Items from a dataset
-- begin --

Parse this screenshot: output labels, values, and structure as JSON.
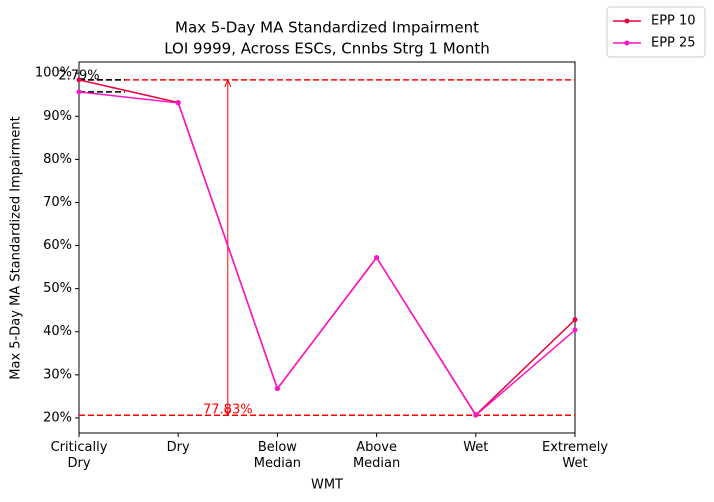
{
  "chart_data": {
    "type": "line",
    "title": "Max 5-Day MA Standardized Impairment",
    "subtitle": "LOI 9999, Across ESCs, Cnnbs Strg 1 Month",
    "x_label": "WMT",
    "y_label": "Max 5-Day MA Standardized Impairment",
    "categories": [
      "Critically Dry",
      "Dry",
      "Below Median",
      "Above Median",
      "Wet",
      "Extremely Wet"
    ],
    "series": [
      {
        "name": "EPP 10",
        "color": "#e8053d",
        "values": [
          98.45,
          93.2,
          26.8,
          57.2,
          20.7,
          42.8
        ]
      },
      {
        "name": "EPP 25",
        "color": "#ff14c8",
        "values": [
          95.66,
          93.1,
          26.8,
          57.2,
          20.62,
          40.4
        ]
      }
    ],
    "ylim": [
      16.5,
      102.6
    ],
    "yticks": [
      {
        "value": 20,
        "label": "20%"
      },
      {
        "value": 30,
        "label": "30%"
      },
      {
        "value": 40,
        "label": "40%"
      },
      {
        "value": 50,
        "label": "50%"
      },
      {
        "value": 60,
        "label": "60%"
      },
      {
        "value": 70,
        "label": "70%"
      },
      {
        "value": 80,
        "label": "80%"
      },
      {
        "value": 90,
        "label": "90%"
      },
      {
        "value": 100,
        "label": "100%"
      }
    ],
    "range_lines": {
      "max": 98.45,
      "min": 20.62,
      "color": "#ff0000",
      "label": "77.83%"
    },
    "gap": {
      "top": 98.45,
      "bottom": 95.66,
      "color": "#000000",
      "label": "2.79%"
    },
    "legend": "upper right outside"
  }
}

-- end --

WHAT IS EXPECTED ▸ Each entry gets copied exactly; the pictures stay out.

SOLUTION BELOW ▸
Parse this screenshot: output labels, values, and structure as JSON.
{
  "chart_data": {
    "type": "line",
    "title": "Max 5-Day MA Standardized Impairment",
    "subtitle": "LOI 9999, Across ESCs, Cnnbs Strg 1 Month",
    "x_label": "WMT",
    "y_label": "Max 5-Day MA Standardized Impairment",
    "categories": [
      "Critically Dry",
      "Dry",
      "Below Median",
      "Above Median",
      "Wet",
      "Extremely Wet"
    ],
    "series": [
      {
        "name": "EPP 10",
        "color": "#e8053d",
        "values": [
          98.45,
          93.2,
          26.8,
          57.2,
          20.7,
          42.8
        ]
      },
      {
        "name": "EPP 25",
        "color": "#ff14c8",
        "values": [
          95.66,
          93.1,
          26.8,
          57.2,
          20.62,
          40.4
        ]
      }
    ],
    "ylim": [
      16.5,
      102.6
    ],
    "yticks": [
      {
        "value": 20,
        "label": "20%"
      },
      {
        "value": 30,
        "label": "30%"
      },
      {
        "value": 40,
        "label": "40%"
      },
      {
        "value": 50,
        "label": "50%"
      },
      {
        "value": 60,
        "label": "60%"
      },
      {
        "value": 70,
        "label": "70%"
      },
      {
        "value": 80,
        "label": "80%"
      },
      {
        "value": 90,
        "label": "90%"
      },
      {
        "value": 100,
        "label": "100%"
      }
    ],
    "range_lines": {
      "max": 98.45,
      "min": 20.62,
      "color": "#ff0000",
      "label": "77.83%"
    },
    "gap": {
      "top": 98.45,
      "bottom": 95.66,
      "color": "#000000",
      "label": "2.79%"
    },
    "legend": "upper right outside"
  }
}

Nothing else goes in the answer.